** Data items **
━━━━━━━━━━━━━━━━━━━━
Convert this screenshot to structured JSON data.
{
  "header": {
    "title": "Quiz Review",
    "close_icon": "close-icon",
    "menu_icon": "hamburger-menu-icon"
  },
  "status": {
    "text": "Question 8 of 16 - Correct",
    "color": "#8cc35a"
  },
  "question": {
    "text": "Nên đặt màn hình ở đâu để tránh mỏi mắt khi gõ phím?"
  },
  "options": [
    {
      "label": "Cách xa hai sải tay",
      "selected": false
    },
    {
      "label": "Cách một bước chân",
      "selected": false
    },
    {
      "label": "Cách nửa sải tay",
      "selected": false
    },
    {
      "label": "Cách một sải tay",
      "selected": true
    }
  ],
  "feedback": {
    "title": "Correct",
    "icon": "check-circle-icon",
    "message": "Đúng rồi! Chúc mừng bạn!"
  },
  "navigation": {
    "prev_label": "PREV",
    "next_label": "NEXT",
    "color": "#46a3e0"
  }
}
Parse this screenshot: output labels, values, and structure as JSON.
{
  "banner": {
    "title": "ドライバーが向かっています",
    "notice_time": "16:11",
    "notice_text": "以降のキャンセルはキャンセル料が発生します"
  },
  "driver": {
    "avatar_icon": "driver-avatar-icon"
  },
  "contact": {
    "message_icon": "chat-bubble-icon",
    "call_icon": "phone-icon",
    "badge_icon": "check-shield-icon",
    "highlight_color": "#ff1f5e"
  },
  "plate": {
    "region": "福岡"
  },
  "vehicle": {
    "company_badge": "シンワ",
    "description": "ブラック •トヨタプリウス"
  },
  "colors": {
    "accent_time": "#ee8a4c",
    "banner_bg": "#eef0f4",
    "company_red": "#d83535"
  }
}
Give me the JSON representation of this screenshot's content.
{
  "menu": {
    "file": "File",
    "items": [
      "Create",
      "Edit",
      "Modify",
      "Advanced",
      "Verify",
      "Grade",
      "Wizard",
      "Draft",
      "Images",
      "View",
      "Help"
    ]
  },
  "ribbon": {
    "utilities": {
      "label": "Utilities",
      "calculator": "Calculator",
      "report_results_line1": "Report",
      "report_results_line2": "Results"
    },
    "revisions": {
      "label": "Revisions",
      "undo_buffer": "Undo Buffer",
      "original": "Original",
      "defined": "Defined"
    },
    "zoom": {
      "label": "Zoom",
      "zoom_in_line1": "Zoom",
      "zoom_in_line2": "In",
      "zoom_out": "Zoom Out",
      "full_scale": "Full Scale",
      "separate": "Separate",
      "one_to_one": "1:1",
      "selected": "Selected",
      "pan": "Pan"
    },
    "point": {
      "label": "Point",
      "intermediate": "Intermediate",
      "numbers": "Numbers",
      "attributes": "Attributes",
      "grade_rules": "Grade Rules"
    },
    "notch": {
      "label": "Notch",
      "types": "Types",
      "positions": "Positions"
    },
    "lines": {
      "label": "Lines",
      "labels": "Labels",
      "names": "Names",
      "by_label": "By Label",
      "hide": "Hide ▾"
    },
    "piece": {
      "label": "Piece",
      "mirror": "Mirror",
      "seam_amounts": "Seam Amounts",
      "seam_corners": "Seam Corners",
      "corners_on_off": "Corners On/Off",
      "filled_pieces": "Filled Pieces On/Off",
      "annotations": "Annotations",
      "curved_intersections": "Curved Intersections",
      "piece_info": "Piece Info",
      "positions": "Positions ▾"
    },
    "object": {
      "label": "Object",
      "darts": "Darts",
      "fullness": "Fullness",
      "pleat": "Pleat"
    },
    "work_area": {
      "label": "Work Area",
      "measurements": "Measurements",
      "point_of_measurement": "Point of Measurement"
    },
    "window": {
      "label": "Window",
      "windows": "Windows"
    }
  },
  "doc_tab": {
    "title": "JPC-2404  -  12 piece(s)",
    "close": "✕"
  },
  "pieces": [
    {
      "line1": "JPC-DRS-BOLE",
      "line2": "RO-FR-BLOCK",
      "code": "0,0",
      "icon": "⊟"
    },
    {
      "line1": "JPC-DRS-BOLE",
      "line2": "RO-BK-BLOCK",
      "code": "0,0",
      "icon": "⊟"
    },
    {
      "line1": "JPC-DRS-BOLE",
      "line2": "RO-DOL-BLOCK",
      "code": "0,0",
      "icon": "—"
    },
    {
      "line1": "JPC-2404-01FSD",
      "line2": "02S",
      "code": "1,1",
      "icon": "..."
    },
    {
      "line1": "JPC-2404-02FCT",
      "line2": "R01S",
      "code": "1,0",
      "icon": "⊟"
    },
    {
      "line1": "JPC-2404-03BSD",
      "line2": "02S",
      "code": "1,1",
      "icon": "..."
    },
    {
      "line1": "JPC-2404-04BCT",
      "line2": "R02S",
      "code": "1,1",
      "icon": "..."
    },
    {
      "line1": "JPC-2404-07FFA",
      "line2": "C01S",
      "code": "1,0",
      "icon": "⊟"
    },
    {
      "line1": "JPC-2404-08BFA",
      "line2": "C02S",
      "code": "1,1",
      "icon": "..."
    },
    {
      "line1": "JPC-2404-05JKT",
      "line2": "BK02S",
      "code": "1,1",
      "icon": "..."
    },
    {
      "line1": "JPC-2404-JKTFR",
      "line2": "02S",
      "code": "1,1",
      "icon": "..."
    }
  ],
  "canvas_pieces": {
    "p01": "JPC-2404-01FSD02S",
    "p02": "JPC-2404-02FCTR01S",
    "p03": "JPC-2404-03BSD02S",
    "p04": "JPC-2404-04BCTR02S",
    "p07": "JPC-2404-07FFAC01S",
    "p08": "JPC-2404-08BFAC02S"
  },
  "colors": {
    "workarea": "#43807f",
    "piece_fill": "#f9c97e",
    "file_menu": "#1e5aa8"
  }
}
━━━━━━━━━━━━━━━━━━━━
** Set exercise **
Go through the material above line by line and copy it exactly.

** Answer to the problem **
Convert this screenshot to structured JSON data.
{
  "header": {
    "title": "Quiz Review",
    "close_icon": "close-icon",
    "menu_icon": "hamburger-menu-icon"
  },
  "status": {
    "text": "Question 8 of 16 - Correct",
    "color": "#8cc35a"
  },
  "question": {
    "text": "Nên đặt màn hình ở đâu để tránh mỏi mắt khi gõ phím?"
  },
  "options": [
    {
      "label": "Cách xa hai sải tay",
      "selected": false
    },
    {
      "label": "Cách một bước chân",
      "selected": false
    },
    {
      "label": "Cách nửa sải tay",
      "selected": false
    },
    {
      "label": "Cách một sải tay",
      "selected": true
    }
  ],
  "feedback": {
    "title": "Correct",
    "icon": "check-circle-icon",
    "message": "Đúng rồi! Chúc mừng bạn!"
  },
  "navigation": {
    "prev_label": "PREV",
    "next_label": "NEXT",
    "color": "#46a3e0"
  }
}
Parse this screenshot: output labels, values, and structure as JSON.
{
  "banner": {
    "title": "ドライバーが向かっています",
    "notice_time": "16:11",
    "notice_text": "以降のキャンセルはキャンセル料が発生します"
  },
  "driver": {
    "avatar_icon": "driver-avatar-icon"
  },
  "contact": {
    "message_icon": "chat-bubble-icon",
    "call_icon": "phone-icon",
    "badge_icon": "check-shield-icon",
    "highlight_color": "#ff1f5e"
  },
  "plate": {
    "region": "福岡"
  },
  "vehicle": {
    "company_badge": "シンワ",
    "description": "ブラック •トヨタプリウス"
  },
  "colors": {
    "accent_time": "#ee8a4c",
    "banner_bg": "#eef0f4",
    "company_red": "#d83535"
  }
}
Give me the JSON representation of this screenshot's content.
{
  "menu": {
    "file": "File",
    "items": [
      "Create",
      "Edit",
      "Modify",
      "Advanced",
      "Verify",
      "Grade",
      "Wizard",
      "Draft",
      "Images",
      "View",
      "Help"
    ]
  },
  "ribbon": {
    "utilities": {
      "label": "Utilities",
      "calculator": "Calculator",
      "report_results_line1": "Report",
      "report_results_line2": "Results"
    },
    "revisions": {
      "label": "Revisions",
      "undo_buffer": "Undo Buffer",
      "original": "Original",
      "defined": "Defined"
    },
    "zoom": {
      "label": "Zoom",
      "zoom_in_line1": "Zoom",
      "zoom_in_line2": "In",
      "zoom_out": "Zoom Out",
      "full_scale": "Full Scale",
      "separate": "Separate",
      "one_to_one": "1:1",
      "selected": "Selected",
      "pan": "Pan"
    },
    "point": {
      "label": "Point",
      "intermediate": "Intermediate",
      "numbers": "Numbers",
      "attributes": "Attributes",
      "grade_rules": "Grade Rules"
    },
    "notch": {
      "label": "Notch",
      "types": "Types",
      "positions": "Positions"
    },
    "lines": {
      "label": "Lines",
      "labels": "Labels",
      "names": "Names",
      "by_label": "By Label",
      "hide": "Hide ▾"
    },
    "piece": {
      "label": "Piece",
      "mirror": "Mirror",
      "seam_amounts": "Seam Amounts",
      "seam_corners": "Seam Corners",
      "corners_on_off": "Corners On/Off",
      "filled_pieces": "Filled Pieces On/Off",
      "annotations": "Annotations",
      "curved_intersections": "Curved Intersections",
      "piece_info": "Piece Info",
      "positions": "Positions ▾"
    },
    "object": {
      "label": "Object",
      "darts": "Darts",
      "fullness": "Fullness",
      "pleat": "Pleat"
    },
    "work_area": {
      "label": "Work Area",
      "measurements": "Measurements",
      "point_of_measurement": "Point of Measurement"
    },
    "window": {
      "label": "Window",
      "windows": "Windows"
    }
  },
  "doc_tab": {
    "title": "JPC-2404  -  12 piece(s)",
    "close": "✕"
  },
  "pieces": [
    {
      "line1": "JPC-DRS-BOLE",
      "line2": "RO-FR-BLOCK",
      "code": "0,0",
      "icon": "⊟"
    },
    {
      "line1": "JPC-DRS-BOLE",
      "line2": "RO-BK-BLOCK",
      "code": "0,0",
      "icon": "⊟"
    },
    {
      "line1": "JPC-DRS-BOLE",
      "line2": "RO-DOL-BLOCK",
      "code": "0,0",
      "icon": "—"
    },
    {
      "line1": "JPC-2404-01FSD",
      "line2": "02S",
      "code": "1,1",
      "icon": "..."
    },
    {
      "line1": "JPC-2404-02FCT",
      "line2": "R01S",
      "code": "1,0",
      "icon": "⊟"
    },
    {
      "line1": "JPC-2404-03BSD",
      "line2": "02S",
      "code": "1,1",
      "icon": "..."
    },
    {
      "line1": "JPC-2404-04BCT",
      "line2": "R02S",
      "code": "1,1",
      "icon": "..."
    },
    {
      "line1": "JPC-2404-07FFA",
      "line2": "C01S",
      "code": "1,0",
      "icon": "⊟"
    },
    {
      "line1": "JPC-2404-08BFA",
      "line2": "C02S",
      "code": "1,1",
      "icon": "..."
    },
    {
      "line1": "JPC-2404-05JKT",
      "line2": "BK02S",
      "code": "1,1",
      "icon": "..."
    },
    {
      "line1": "JPC-2404-JKTFR",
      "line2": "02S",
      "code": "1,1",
      "icon": "..."
    }
  ],
  "canvas_pieces": {
    "p01": "JPC-2404-01FSD02S",
    "p02": "JPC-2404-02FCTR01S",
    "p03": "JPC-2404-03BSD02S",
    "p04": "JPC-2404-04BCTR02S",
    "p07": "JPC-2404-07FFAC01S",
    "p08": "JPC-2404-08BFAC02S"
  },
  "colors": {
    "workarea": "#43807f",
    "piece_fill": "#f9c97e",
    "file_menu": "#1e5aa8"
  }
}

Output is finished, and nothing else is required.